What you need to do >> Return each line of the material verbatim.

(Data items)

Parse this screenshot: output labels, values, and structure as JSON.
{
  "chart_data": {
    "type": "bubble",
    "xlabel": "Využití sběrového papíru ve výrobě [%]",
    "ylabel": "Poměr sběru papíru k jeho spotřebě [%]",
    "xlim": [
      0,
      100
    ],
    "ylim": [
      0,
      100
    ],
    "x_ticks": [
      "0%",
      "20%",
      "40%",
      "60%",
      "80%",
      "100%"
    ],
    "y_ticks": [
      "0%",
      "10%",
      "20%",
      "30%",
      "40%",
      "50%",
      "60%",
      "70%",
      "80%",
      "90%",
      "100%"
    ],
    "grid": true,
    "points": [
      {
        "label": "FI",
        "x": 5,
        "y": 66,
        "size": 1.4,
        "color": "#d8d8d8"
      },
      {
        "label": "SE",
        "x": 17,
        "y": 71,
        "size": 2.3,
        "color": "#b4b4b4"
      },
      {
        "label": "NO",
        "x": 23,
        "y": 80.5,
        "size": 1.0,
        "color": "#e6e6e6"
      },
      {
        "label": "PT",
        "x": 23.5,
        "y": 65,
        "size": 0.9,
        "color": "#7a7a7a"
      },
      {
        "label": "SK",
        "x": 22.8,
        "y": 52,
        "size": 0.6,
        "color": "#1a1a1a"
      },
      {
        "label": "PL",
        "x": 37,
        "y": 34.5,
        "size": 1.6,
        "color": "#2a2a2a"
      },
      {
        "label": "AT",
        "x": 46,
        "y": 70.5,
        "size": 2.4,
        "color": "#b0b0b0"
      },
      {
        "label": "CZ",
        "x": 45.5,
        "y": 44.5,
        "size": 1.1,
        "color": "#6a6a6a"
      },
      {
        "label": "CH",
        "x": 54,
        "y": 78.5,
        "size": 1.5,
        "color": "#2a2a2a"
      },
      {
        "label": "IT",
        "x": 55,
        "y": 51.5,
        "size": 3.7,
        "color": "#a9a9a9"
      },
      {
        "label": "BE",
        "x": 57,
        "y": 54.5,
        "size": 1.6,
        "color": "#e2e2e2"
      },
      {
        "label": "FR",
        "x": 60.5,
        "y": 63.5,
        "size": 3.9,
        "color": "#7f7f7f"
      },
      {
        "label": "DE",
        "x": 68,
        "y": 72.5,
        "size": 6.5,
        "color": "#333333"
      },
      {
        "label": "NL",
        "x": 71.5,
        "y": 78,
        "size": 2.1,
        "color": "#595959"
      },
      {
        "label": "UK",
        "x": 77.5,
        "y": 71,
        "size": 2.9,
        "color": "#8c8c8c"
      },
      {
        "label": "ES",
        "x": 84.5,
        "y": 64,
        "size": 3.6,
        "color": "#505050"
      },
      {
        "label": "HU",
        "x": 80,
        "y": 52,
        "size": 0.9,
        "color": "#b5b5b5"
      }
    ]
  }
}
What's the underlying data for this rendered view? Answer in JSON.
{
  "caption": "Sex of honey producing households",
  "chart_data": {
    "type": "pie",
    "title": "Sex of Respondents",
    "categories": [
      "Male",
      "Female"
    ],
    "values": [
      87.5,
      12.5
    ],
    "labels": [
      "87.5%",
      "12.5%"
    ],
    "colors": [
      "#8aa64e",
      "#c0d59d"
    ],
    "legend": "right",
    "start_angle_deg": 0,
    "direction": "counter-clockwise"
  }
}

Answer to this exercise >>
Parse this screenshot: output labels, values, and structure as JSON.
{
  "chart_data": {
    "type": "bubble",
    "xlabel": "Využití sběrového papíru ve výrobě [%]",
    "ylabel": "Poměr sběru papíru k jeho spotřebě [%]",
    "xlim": [
      0,
      100
    ],
    "ylim": [
      0,
      100
    ],
    "x_ticks": [
      "0%",
      "20%",
      "40%",
      "60%",
      "80%",
      "100%"
    ],
    "y_ticks": [
      "0%",
      "10%",
      "20%",
      "30%",
      "40%",
      "50%",
      "60%",
      "70%",
      "80%",
      "90%",
      "100%"
    ],
    "grid": true,
    "points": [
      {
        "label": "FI",
        "x": 5,
        "y": 66,
        "size": 1.4,
        "color": "#d8d8d8"
      },
      {
        "label": "SE",
        "x": 17,
        "y": 71,
        "size": 2.3,
        "color": "#b4b4b4"
      },
      {
        "label": "NO",
        "x": 23,
        "y": 80.5,
        "size": 1.0,
        "color": "#e6e6e6"
      },
      {
        "label": "PT",
        "x": 23.5,
        "y": 65,
        "size": 0.9,
        "color": "#7a7a7a"
      },
      {
        "label": "SK",
        "x": 22.8,
        "y": 52,
        "size": 0.6,
        "color": "#1a1a1a"
      },
      {
        "label": "PL",
        "x": 37,
        "y": 34.5,
        "size": 1.6,
        "color": "#2a2a2a"
      },
      {
        "label": "AT",
        "x": 46,
        "y": 70.5,
        "size": 2.4,
        "color": "#b0b0b0"
      },
      {
        "label": "CZ",
        "x": 45.5,
        "y": 44.5,
        "size": 1.1,
        "color": "#6a6a6a"
      },
      {
        "label": "CH",
        "x": 54,
        "y": 78.5,
        "size": 1.5,
        "color": "#2a2a2a"
      },
      {
        "label": "IT",
        "x": 55,
        "y": 51.5,
        "size": 3.7,
        "color": "#a9a9a9"
      },
      {
        "label": "BE",
        "x": 57,
        "y": 54.5,
        "size": 1.6,
        "color": "#e2e2e2"
      },
      {
        "label": "FR",
        "x": 60.5,
        "y": 63.5,
        "size": 3.9,
        "color": "#7f7f7f"
      },
      {
        "label": "DE",
        "x": 68,
        "y": 72.5,
        "size": 6.5,
        "color": "#333333"
      },
      {
        "label": "NL",
        "x": 71.5,
        "y": 78,
        "size": 2.1,
        "color": "#595959"
      },
      {
        "label": "UK",
        "x": 77.5,
        "y": 71,
        "size": 2.9,
        "color": "#8c8c8c"
      },
      {
        "label": "ES",
        "x": 84.5,
        "y": 64,
        "size": 3.6,
        "color": "#505050"
      },
      {
        "label": "HU",
        "x": 80,
        "y": 52,
        "size": 0.9,
        "color": "#b5b5b5"
      }
    ]
  }
}
What's the underlying data for this rendered view? Answer in JSON.
{
  "caption": "Sex of honey producing households",
  "chart_data": {
    "type": "pie",
    "title": "Sex of Respondents",
    "categories": [
      "Male",
      "Female"
    ],
    "values": [
      87.5,
      12.5
    ],
    "labels": [
      "87.5%",
      "12.5%"
    ],
    "colors": [
      "#8aa64e",
      "#c0d59d"
    ],
    "legend": "right",
    "start_angle_deg": 0,
    "direction": "counter-clockwise"
  }
}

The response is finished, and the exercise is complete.